GIVEN RECORDS:
###

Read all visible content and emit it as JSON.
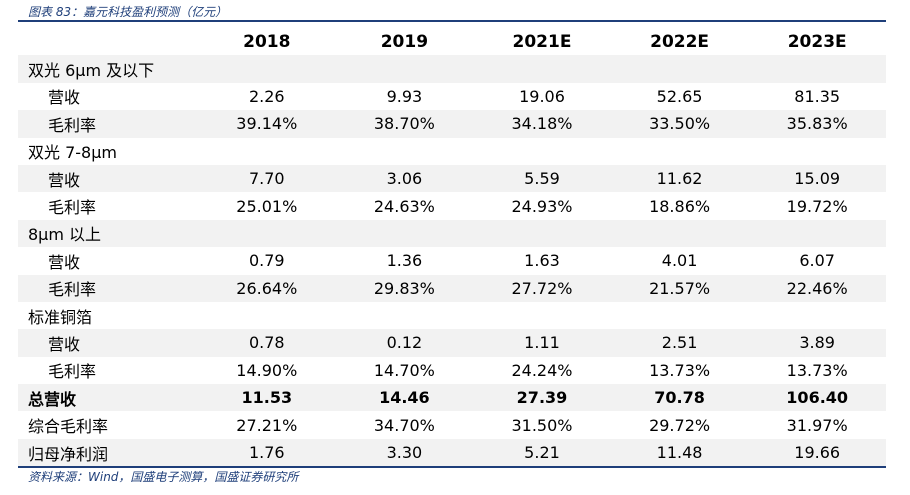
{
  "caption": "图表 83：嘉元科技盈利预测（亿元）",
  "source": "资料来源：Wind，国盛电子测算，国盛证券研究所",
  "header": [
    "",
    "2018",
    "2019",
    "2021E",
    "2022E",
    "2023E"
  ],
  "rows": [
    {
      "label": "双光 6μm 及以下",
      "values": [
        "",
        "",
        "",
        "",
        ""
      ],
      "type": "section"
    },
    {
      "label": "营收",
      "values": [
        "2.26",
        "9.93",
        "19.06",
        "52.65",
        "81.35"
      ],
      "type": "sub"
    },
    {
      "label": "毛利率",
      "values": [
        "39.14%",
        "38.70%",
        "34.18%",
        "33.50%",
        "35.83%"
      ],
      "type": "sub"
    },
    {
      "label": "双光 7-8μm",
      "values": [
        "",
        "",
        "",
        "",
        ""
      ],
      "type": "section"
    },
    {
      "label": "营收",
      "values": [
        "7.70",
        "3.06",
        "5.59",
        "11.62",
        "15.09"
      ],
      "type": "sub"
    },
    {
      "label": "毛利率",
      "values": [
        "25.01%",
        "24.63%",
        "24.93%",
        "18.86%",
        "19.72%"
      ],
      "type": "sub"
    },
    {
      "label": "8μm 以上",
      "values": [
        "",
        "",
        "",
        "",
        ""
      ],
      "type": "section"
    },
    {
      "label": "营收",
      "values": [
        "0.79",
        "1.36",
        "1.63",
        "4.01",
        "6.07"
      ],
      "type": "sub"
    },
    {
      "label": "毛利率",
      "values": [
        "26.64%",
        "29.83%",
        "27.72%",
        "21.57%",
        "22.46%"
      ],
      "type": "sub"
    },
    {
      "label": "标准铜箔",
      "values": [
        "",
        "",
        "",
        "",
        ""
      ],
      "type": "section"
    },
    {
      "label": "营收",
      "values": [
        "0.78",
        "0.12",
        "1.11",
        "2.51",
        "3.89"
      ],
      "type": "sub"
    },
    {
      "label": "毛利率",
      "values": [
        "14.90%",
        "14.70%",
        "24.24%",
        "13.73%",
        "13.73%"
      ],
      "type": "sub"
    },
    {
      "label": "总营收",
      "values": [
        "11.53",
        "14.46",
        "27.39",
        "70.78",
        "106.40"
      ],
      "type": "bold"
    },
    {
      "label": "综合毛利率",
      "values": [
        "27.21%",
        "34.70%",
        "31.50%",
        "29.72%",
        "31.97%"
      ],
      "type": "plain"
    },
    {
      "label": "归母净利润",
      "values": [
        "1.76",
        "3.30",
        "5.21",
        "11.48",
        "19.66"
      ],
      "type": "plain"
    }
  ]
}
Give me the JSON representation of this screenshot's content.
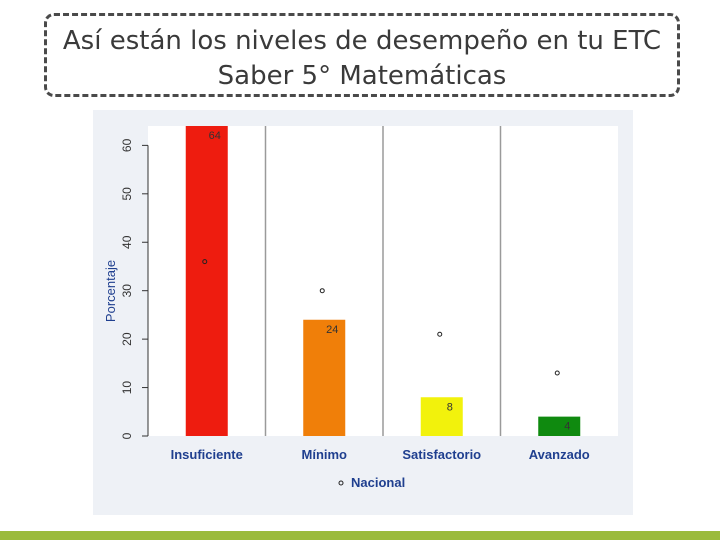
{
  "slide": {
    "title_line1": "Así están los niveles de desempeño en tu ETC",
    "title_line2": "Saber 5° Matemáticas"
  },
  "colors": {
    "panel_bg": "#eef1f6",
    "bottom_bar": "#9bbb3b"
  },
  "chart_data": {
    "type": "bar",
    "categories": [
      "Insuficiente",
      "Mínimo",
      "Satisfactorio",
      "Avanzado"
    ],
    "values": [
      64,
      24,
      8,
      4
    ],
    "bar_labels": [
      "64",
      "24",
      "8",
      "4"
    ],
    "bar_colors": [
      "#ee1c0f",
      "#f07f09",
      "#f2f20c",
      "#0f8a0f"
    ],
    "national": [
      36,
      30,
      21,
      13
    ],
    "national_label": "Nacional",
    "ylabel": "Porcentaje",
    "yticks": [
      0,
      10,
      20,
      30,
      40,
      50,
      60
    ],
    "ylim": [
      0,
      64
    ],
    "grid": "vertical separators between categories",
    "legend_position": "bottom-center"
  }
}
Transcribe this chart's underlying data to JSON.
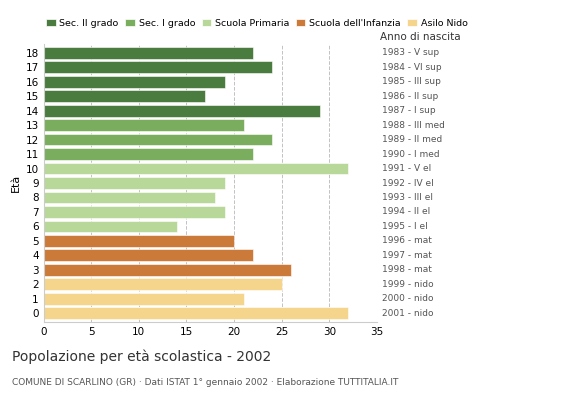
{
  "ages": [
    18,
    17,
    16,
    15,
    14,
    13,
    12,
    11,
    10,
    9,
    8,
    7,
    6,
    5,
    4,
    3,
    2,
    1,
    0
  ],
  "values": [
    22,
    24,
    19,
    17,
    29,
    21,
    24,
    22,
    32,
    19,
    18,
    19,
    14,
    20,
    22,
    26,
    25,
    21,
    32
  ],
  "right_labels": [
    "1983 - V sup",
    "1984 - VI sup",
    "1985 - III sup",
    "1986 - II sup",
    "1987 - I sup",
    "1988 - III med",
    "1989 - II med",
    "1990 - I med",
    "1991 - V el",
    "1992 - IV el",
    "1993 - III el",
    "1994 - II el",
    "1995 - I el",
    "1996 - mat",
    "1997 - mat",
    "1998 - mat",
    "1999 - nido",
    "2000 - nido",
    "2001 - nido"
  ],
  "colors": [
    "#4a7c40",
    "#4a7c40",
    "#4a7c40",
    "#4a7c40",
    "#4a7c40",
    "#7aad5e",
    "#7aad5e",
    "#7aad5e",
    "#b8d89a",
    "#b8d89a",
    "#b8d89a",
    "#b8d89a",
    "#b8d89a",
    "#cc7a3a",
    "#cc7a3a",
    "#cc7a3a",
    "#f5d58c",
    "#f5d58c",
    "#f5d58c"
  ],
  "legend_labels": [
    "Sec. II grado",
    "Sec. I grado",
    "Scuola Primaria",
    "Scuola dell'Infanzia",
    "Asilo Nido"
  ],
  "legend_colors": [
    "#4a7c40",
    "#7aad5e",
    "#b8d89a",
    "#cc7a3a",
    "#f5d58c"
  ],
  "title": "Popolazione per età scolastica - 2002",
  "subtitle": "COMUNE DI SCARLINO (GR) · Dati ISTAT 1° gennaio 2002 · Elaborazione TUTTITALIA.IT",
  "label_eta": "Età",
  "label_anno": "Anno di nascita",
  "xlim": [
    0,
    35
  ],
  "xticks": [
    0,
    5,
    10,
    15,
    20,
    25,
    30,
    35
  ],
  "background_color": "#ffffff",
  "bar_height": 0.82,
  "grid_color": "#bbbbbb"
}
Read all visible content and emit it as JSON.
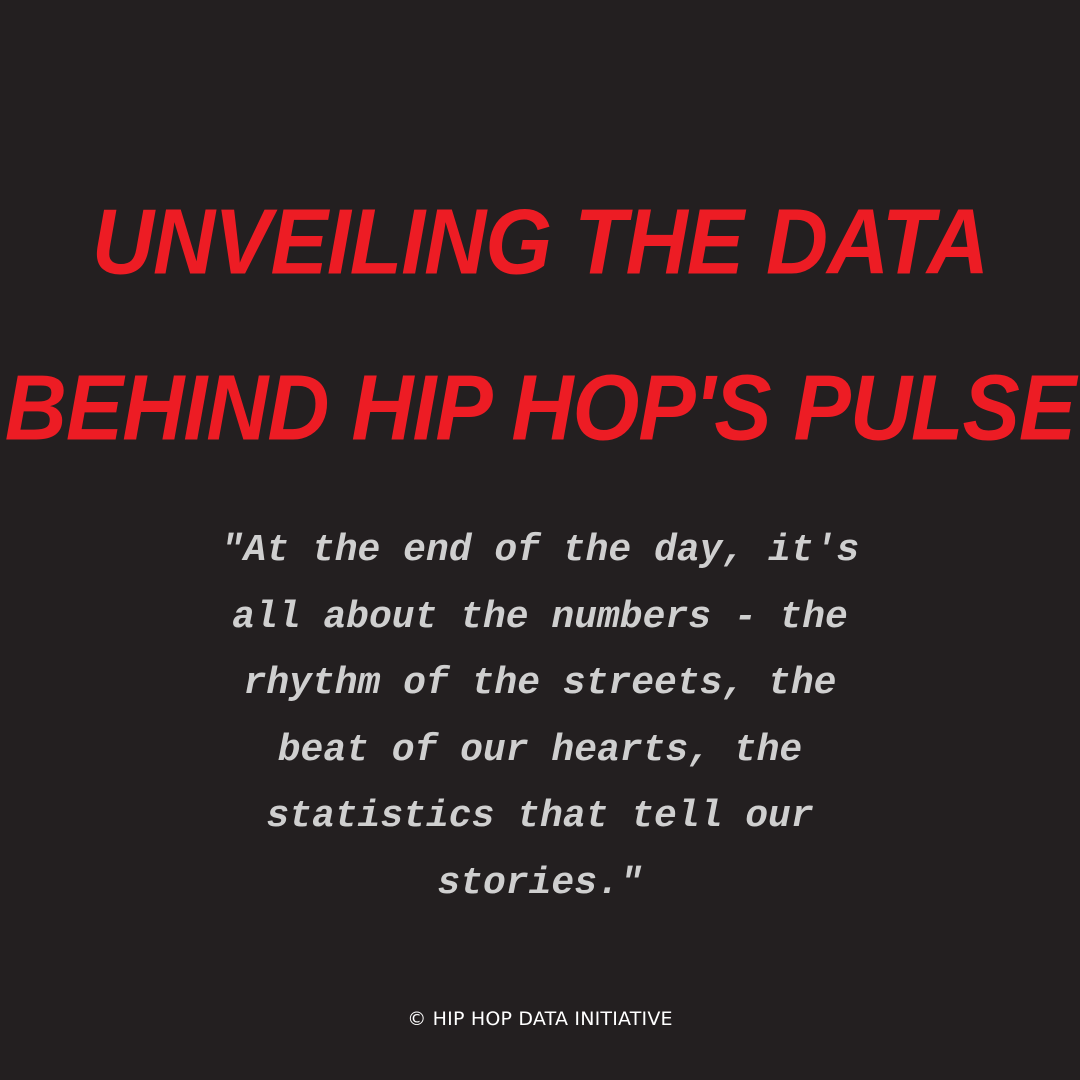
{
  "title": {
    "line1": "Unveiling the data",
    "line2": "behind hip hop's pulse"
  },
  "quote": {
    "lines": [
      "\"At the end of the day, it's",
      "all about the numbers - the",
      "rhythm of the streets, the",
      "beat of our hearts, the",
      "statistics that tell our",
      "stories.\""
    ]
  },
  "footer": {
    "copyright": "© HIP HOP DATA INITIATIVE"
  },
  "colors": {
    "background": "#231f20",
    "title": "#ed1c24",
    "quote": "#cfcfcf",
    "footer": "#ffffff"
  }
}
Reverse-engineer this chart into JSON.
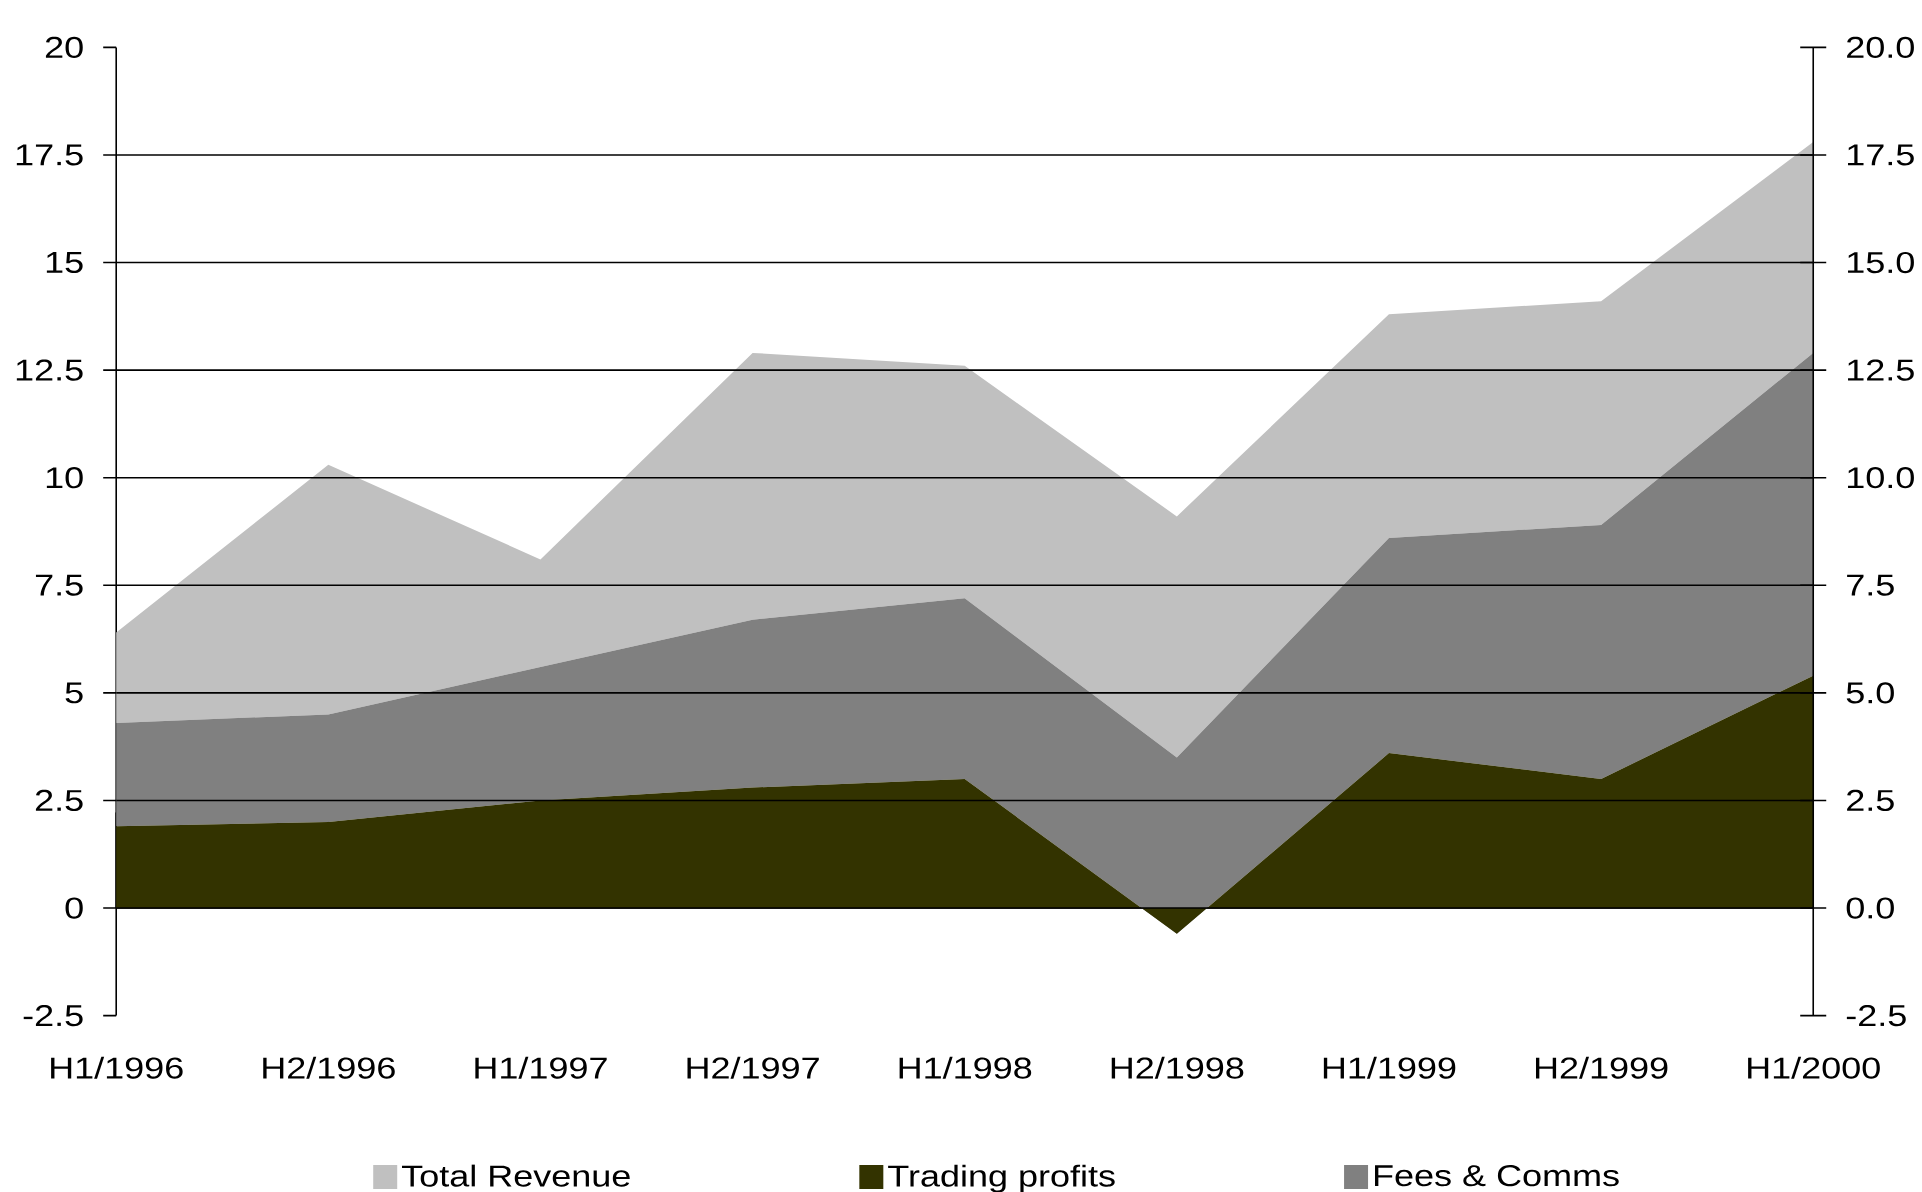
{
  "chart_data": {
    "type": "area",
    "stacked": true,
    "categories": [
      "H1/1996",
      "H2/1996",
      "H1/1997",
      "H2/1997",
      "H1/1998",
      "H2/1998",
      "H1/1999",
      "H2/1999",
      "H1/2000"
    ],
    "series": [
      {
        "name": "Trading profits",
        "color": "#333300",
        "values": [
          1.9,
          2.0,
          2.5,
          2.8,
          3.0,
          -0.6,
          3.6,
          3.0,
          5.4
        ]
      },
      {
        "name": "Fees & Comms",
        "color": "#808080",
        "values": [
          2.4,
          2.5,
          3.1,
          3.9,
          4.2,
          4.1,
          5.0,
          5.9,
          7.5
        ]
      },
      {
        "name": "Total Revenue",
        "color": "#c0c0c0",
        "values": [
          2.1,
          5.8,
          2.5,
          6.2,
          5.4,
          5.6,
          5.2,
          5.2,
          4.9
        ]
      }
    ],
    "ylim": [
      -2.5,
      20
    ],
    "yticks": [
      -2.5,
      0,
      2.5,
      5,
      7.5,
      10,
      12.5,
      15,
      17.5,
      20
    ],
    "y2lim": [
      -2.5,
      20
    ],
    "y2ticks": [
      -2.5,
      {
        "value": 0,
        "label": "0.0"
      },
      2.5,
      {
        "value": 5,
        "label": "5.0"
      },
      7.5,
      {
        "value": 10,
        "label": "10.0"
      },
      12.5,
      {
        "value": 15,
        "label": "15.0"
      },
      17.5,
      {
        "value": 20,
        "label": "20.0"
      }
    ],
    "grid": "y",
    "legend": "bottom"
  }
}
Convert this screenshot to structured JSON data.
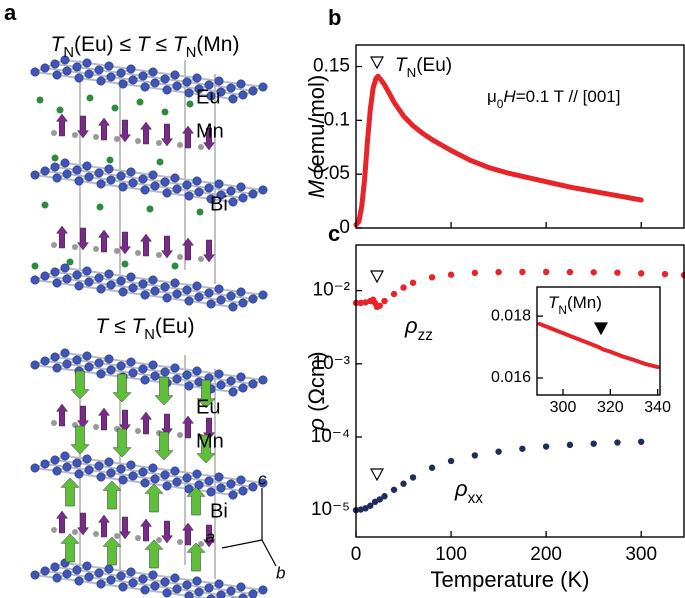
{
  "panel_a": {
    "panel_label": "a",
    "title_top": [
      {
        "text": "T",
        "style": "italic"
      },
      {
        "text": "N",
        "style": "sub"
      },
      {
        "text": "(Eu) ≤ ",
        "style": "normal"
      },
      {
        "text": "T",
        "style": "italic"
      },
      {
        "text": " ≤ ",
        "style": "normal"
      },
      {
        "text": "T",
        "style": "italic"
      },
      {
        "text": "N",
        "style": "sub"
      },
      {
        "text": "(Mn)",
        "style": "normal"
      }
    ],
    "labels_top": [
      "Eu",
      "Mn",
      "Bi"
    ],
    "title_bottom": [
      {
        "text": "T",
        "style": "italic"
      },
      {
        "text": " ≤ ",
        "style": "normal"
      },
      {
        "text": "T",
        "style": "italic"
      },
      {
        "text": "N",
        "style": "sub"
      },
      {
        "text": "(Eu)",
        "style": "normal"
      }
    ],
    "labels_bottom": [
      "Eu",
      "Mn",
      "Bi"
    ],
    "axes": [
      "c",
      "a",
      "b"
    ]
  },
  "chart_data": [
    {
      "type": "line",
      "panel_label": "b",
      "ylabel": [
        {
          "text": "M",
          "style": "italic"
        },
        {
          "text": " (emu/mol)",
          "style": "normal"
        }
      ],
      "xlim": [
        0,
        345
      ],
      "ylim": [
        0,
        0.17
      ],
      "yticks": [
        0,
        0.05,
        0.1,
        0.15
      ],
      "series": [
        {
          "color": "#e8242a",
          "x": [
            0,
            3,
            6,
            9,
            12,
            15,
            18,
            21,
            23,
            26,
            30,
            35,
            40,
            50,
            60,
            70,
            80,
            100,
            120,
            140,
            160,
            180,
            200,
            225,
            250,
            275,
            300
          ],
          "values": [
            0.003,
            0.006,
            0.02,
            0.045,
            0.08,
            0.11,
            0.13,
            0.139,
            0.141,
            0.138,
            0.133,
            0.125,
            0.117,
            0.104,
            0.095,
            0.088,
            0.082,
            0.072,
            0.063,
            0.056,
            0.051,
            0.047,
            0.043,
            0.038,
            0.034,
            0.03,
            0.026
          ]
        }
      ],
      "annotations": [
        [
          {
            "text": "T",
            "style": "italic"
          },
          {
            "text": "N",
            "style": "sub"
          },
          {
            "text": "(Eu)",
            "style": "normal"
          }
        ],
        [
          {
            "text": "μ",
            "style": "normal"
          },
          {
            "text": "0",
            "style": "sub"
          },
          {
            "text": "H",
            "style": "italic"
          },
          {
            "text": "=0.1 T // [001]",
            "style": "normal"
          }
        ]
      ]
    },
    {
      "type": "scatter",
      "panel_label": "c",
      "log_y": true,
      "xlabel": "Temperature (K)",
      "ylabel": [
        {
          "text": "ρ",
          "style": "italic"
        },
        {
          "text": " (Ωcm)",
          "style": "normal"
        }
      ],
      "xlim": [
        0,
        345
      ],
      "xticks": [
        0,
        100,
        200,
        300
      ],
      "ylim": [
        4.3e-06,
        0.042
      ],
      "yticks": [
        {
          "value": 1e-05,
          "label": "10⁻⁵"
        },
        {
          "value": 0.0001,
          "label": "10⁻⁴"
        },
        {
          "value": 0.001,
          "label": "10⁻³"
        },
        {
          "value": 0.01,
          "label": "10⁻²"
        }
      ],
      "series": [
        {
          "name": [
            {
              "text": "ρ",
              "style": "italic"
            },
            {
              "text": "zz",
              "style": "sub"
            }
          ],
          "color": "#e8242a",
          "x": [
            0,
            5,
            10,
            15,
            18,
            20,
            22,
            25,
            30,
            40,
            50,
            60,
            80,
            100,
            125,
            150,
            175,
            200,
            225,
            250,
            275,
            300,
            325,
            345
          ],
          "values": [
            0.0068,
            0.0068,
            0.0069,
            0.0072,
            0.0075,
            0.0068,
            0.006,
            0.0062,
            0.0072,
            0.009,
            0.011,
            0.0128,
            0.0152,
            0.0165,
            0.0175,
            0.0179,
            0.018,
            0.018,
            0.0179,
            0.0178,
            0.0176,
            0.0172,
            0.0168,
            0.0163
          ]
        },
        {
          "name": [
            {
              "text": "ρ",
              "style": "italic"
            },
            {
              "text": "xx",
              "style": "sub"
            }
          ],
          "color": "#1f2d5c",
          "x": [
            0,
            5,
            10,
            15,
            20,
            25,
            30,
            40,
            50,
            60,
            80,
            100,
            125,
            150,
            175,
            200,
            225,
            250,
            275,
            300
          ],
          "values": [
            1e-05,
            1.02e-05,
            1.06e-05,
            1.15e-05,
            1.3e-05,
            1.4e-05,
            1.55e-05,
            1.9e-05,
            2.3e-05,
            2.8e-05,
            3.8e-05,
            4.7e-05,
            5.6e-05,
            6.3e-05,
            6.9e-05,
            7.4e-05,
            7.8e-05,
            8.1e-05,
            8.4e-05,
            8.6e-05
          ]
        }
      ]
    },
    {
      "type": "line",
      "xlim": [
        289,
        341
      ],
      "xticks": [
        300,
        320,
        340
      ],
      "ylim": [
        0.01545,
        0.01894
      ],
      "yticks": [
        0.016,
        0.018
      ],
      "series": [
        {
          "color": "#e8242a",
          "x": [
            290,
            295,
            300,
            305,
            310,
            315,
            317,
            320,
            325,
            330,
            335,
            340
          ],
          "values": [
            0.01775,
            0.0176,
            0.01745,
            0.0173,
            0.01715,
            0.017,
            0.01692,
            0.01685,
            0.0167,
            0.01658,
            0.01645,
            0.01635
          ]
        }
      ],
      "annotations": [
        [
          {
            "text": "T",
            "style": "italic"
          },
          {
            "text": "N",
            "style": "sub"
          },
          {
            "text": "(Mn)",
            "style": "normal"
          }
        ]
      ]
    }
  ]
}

###

SHORT EXERCISE: Check each line of the material above for "this" and say how many lines contain it, giving the number alone.

WRITTEN ANSWER: 4